◆ Set exercise: Below is a listing; reproduce each line of it exactly.

◆ Entries:
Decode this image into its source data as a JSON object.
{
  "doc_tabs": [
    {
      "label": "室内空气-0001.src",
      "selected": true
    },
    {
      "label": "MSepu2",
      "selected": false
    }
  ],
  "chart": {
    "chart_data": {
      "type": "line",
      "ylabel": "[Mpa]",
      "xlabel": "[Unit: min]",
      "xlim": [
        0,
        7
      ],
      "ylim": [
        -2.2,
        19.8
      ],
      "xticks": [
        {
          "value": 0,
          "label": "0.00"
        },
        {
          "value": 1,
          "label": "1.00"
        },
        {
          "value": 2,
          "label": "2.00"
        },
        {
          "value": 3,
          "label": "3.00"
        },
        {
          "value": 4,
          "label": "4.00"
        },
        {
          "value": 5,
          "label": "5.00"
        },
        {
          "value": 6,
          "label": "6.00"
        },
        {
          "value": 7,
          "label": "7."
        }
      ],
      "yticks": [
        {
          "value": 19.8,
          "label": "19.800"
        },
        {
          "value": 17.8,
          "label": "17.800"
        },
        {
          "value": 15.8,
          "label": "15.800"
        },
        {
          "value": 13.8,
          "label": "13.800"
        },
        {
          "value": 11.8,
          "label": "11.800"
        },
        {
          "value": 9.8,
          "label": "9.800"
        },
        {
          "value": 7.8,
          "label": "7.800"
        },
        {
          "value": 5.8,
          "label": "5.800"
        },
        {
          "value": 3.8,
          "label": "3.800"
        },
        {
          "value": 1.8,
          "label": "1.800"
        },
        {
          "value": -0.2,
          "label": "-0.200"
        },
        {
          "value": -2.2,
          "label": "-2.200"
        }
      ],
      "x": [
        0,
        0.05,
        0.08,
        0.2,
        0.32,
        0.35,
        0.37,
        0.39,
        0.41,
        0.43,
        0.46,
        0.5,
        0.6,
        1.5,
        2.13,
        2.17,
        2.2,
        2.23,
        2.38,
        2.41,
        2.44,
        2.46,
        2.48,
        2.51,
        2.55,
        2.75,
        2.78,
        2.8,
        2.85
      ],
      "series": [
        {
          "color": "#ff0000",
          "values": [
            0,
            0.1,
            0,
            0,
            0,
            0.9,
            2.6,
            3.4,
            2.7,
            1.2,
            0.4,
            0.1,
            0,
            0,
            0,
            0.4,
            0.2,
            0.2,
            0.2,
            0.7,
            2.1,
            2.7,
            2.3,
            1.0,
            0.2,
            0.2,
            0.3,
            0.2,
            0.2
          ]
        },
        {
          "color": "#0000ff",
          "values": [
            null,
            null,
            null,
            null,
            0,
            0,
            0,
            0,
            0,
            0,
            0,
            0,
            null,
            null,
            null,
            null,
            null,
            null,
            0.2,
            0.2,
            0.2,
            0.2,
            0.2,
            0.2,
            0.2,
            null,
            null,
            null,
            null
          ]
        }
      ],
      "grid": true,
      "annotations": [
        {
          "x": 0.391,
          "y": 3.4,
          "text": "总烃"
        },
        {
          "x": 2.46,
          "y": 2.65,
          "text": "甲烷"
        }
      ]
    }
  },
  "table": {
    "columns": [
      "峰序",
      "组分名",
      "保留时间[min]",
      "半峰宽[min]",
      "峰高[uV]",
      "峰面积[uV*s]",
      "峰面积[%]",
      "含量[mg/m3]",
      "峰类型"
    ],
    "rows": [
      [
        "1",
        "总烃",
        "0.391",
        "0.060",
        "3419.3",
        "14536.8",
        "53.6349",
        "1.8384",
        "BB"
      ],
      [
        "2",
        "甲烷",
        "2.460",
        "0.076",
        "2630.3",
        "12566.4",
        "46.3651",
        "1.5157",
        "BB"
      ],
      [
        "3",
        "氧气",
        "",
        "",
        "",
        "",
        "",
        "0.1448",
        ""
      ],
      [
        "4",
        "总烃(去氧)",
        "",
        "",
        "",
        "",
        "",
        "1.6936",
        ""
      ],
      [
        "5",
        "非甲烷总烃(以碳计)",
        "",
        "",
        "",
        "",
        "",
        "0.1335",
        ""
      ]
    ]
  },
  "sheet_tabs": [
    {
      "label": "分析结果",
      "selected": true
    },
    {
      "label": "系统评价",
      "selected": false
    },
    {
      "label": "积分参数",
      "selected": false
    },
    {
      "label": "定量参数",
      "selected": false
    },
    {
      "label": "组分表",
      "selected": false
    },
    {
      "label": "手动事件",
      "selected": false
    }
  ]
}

◆ Reply:
Decode this image into its source data as a JSON object.
{
  "doc_tabs": [
    {
      "label": "室内空气-0001.src",
      "selected": true
    },
    {
      "label": "MSepu2",
      "selected": false
    }
  ],
  "chart": {
    "chart_data": {
      "type": "line",
      "ylabel": "[Mpa]",
      "xlabel": "[Unit: min]",
      "xlim": [
        0,
        7
      ],
      "ylim": [
        -2.2,
        19.8
      ],
      "xticks": [
        {
          "value": 0,
          "label": "0.00"
        },
        {
          "value": 1,
          "label": "1.00"
        },
        {
          "value": 2,
          "label": "2.00"
        },
        {
          "value": 3,
          "label": "3.00"
        },
        {
          "value": 4,
          "label": "4.00"
        },
        {
          "value": 5,
          "label": "5.00"
        },
        {
          "value": 6,
          "label": "6.00"
        },
        {
          "value": 7,
          "label": "7."
        }
      ],
      "yticks": [
        {
          "value": 19.8,
          "label": "19.800"
        },
        {
          "value": 17.8,
          "label": "17.800"
        },
        {
          "value": 15.8,
          "label": "15.800"
        },
        {
          "value": 13.8,
          "label": "13.800"
        },
        {
          "value": 11.8,
          "label": "11.800"
        },
        {
          "value": 9.8,
          "label": "9.800"
        },
        {
          "value": 7.8,
          "label": "7.800"
        },
        {
          "value": 5.8,
          "label": "5.800"
        },
        {
          "value": 3.8,
          "label": "3.800"
        },
        {
          "value": 1.8,
          "label": "1.800"
        },
        {
          "value": -0.2,
          "label": "-0.200"
        },
        {
          "value": -2.2,
          "label": "-2.200"
        }
      ],
      "x": [
        0,
        0.05,
        0.08,
        0.2,
        0.32,
        0.35,
        0.37,
        0.39,
        0.41,
        0.43,
        0.46,
        0.5,
        0.6,
        1.5,
        2.13,
        2.17,
        2.2,
        2.23,
        2.38,
        2.41,
        2.44,
        2.46,
        2.48,
        2.51,
        2.55,
        2.75,
        2.78,
        2.8,
        2.85
      ],
      "series": [
        {
          "color": "#ff0000",
          "values": [
            0,
            0.1,
            0,
            0,
            0,
            0.9,
            2.6,
            3.4,
            2.7,
            1.2,
            0.4,
            0.1,
            0,
            0,
            0,
            0.4,
            0.2,
            0.2,
            0.2,
            0.7,
            2.1,
            2.7,
            2.3,
            1.0,
            0.2,
            0.2,
            0.3,
            0.2,
            0.2
          ]
        },
        {
          "color": "#0000ff",
          "values": [
            null,
            null,
            null,
            null,
            0,
            0,
            0,
            0,
            0,
            0,
            0,
            0,
            null,
            null,
            null,
            null,
            null,
            null,
            0.2,
            0.2,
            0.2,
            0.2,
            0.2,
            0.2,
            0.2,
            null,
            null,
            null,
            null
          ]
        }
      ],
      "grid": true,
      "annotations": [
        {
          "x": 0.391,
          "y": 3.4,
          "text": "总烃"
        },
        {
          "x": 2.46,
          "y": 2.65,
          "text": "甲烷"
        }
      ]
    }
  },
  "table": {
    "columns": [
      "峰序",
      "组分名",
      "保留时间[min]",
      "半峰宽[min]",
      "峰高[uV]",
      "峰面积[uV*s]",
      "峰面积[%]",
      "含量[mg/m3]",
      "峰类型"
    ],
    "rows": [
      [
        "1",
        "总烃",
        "0.391",
        "0.060",
        "3419.3",
        "14536.8",
        "53.6349",
        "1.8384",
        "BB"
      ],
      [
        "2",
        "甲烷",
        "2.460",
        "0.076",
        "2630.3",
        "12566.4",
        "46.3651",
        "1.5157",
        "BB"
      ],
      [
        "3",
        "氧气",
        "",
        "",
        "",
        "",
        "",
        "0.1448",
        ""
      ],
      [
        "4",
        "总烃(去氧)",
        "",
        "",
        "",
        "",
        "",
        "1.6936",
        ""
      ],
      [
        "5",
        "非甲烷总烃(以碳计)",
        "",
        "",
        "",
        "",
        "",
        "0.1335",
        ""
      ]
    ]
  },
  "sheet_tabs": [
    {
      "label": "分析结果",
      "selected": true
    },
    {
      "label": "系统评价",
      "selected": false
    },
    {
      "label": "积分参数",
      "selected": false
    },
    {
      "label": "定量参数",
      "selected": false
    },
    {
      "label": "组分表",
      "selected": false
    },
    {
      "label": "手动事件",
      "selected": false
    }
  ]
}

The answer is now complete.